Records excerpted from a collection:

::::

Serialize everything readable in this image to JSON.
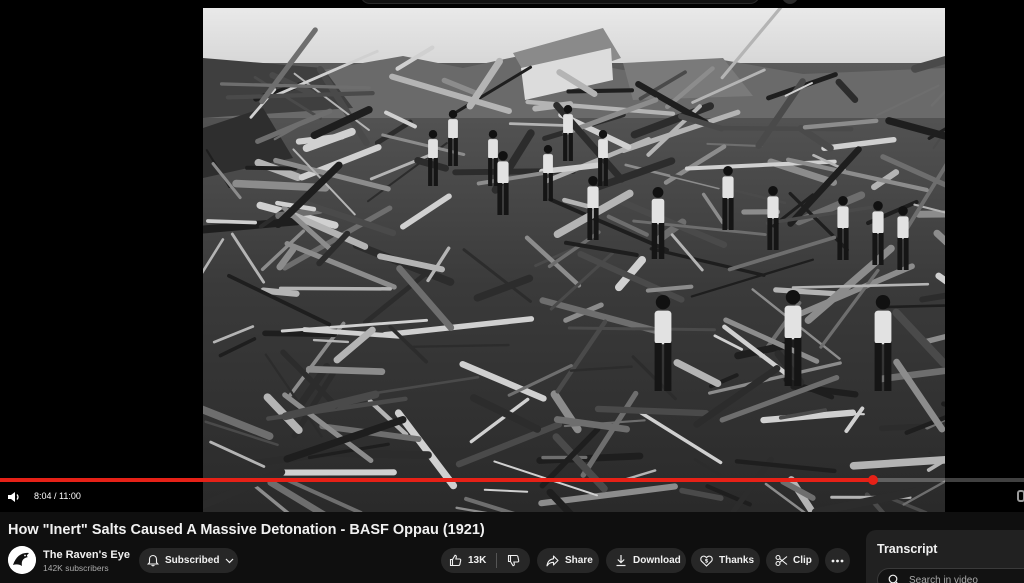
{
  "player": {
    "current_time": "8:04",
    "separator": " / ",
    "duration": "11:00",
    "progress_fraction": 0.853
  },
  "video": {
    "title": "How \"Inert\" Salts Caused A Massive Detonation - BASF Oppau (1921)"
  },
  "channel": {
    "name": "The Raven's Eye",
    "subscribers": "142K subscribers"
  },
  "actions": {
    "subscribed_label": "Subscribed",
    "like_count": "13K",
    "share_label": "Share",
    "download_label": "Download",
    "thanks_label": "Thanks",
    "clip_label": "Clip"
  },
  "transcript": {
    "title": "Transcript",
    "search_placeholder": "Search in video"
  },
  "colors": {
    "progress": "#e62117",
    "page_bg": "#0f0f0f",
    "pill_bg": "#272727"
  },
  "icons": [
    "volume-icon",
    "bell-icon",
    "chevron-down-icon",
    "thumbs-up-icon",
    "thumbs-down-icon",
    "share-icon",
    "download-icon",
    "thanks-icon",
    "scissors-icon",
    "more-icon",
    "search-icon"
  ]
}
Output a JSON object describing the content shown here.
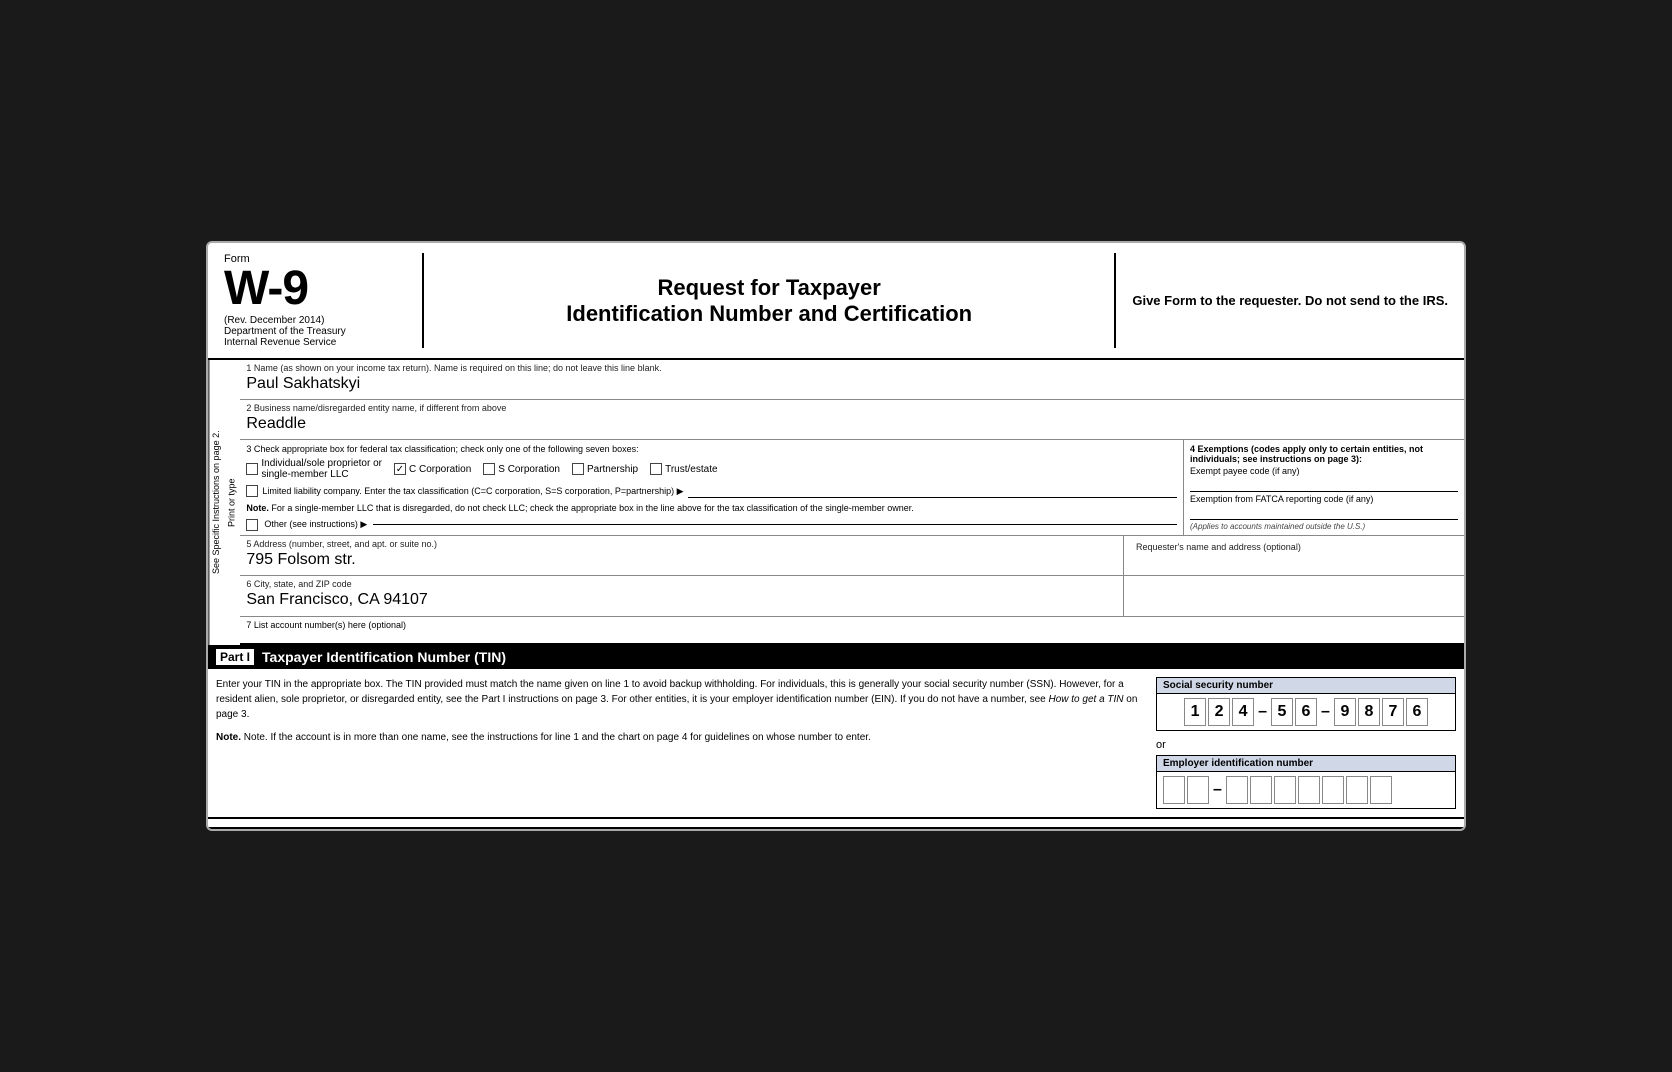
{
  "header": {
    "form_label": "Form",
    "form_number": "W-9",
    "rev": "(Rev. December 2014)",
    "dept1": "Department of the Treasury",
    "dept2": "Internal Revenue Service",
    "title_line1": "Request for Taxpayer",
    "title_line2": "Identification Number and Certification",
    "give_form_text": "Give Form to the requester. Do not send to the IRS."
  },
  "side_label": {
    "line1": "Print or type",
    "line2": "See Specific Instructions on page 2."
  },
  "field1": {
    "label": "1  Name (as shown on your income tax return). Name is required on this line; do not leave this line blank.",
    "value": "Paul Sakhatskyi"
  },
  "field2": {
    "label": "2  Business name/disregarded entity name, if different from above",
    "value": "Readdle"
  },
  "classification": {
    "header": "3  Check appropriate box for federal tax classification; check only one of the following seven boxes:",
    "options": [
      {
        "id": "individual",
        "label": "Individual/sole proprietor or single-member LLC",
        "checked": false
      },
      {
        "id": "c_corp",
        "label": "C Corporation",
        "checked": true
      },
      {
        "id": "s_corp",
        "label": "S Corporation",
        "checked": false
      },
      {
        "id": "partnership",
        "label": "Partnership",
        "checked": false
      },
      {
        "id": "trust",
        "label": "Trust/estate",
        "checked": false
      }
    ],
    "llc_text": "Limited liability company. Enter the tax classification (C=C corporation, S=S corporation, P=partnership) ▶",
    "note_text": "Note. For a single-member LLC that is disregarded, do not check LLC; check the appropriate box in the line above for the tax classification of the single-member owner.",
    "other_text": "Other (see instructions) ▶"
  },
  "exemptions": {
    "header": "4  Exemptions (codes apply only to certain entities, not individuals; see instructions on page 3):",
    "exempt_payee_label": "Exempt payee code (if any)",
    "fatca_label": "Exemption from FATCA reporting code (if any)",
    "applies_note": "(Applies to accounts maintained outside the U.S.)"
  },
  "field5": {
    "label": "5  Address (number, street, and apt. or suite no.)",
    "value": "795 Folsom str.",
    "requester_label": "Requester's name and address (optional)"
  },
  "field6": {
    "label": "6  City, state, and ZIP code",
    "value": "San Francisco, CA 94107"
  },
  "field7": {
    "label": "7  List account number(s) here (optional)"
  },
  "part_i": {
    "label": "Part I",
    "title": "Taxpayer Identification Number (TIN)",
    "instructions": "Enter your TIN in the appropriate box. The TIN provided must match the name given on line 1 to avoid backup withholding. For individuals, this is generally your social security number (SSN). However, for a resident alien, sole proprietor, or disregarded entity, see the Part I instructions on page 3. For other entities, it is your employer identification number (EIN). If you do not have a number, see",
    "how_to": "How to get a TIN",
    "on_page3": "on page 3.",
    "note_text": "Note. If the account is in more than one name, see the instructions for line 1 and the chart on page 4 for guidelines on whose number to enter.",
    "ssn_label": "Social security number",
    "ssn_digits": [
      "1",
      "2",
      "4",
      "",
      "5",
      "6",
      "",
      "9",
      "8",
      "7",
      "6"
    ],
    "or_text": "or",
    "ein_label": "Employer identification number",
    "ein_digits": [
      "",
      "",
      "",
      "",
      "",
      "",
      "",
      "",
      ""
    ]
  }
}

::::

Show every line of the records above that contains the word "value".

    "value": "Paul Sakhatskyi"
    "value": "Readdle"
    "value": "795 Folsom str.",
    "value": "San Francisco, CA 94107"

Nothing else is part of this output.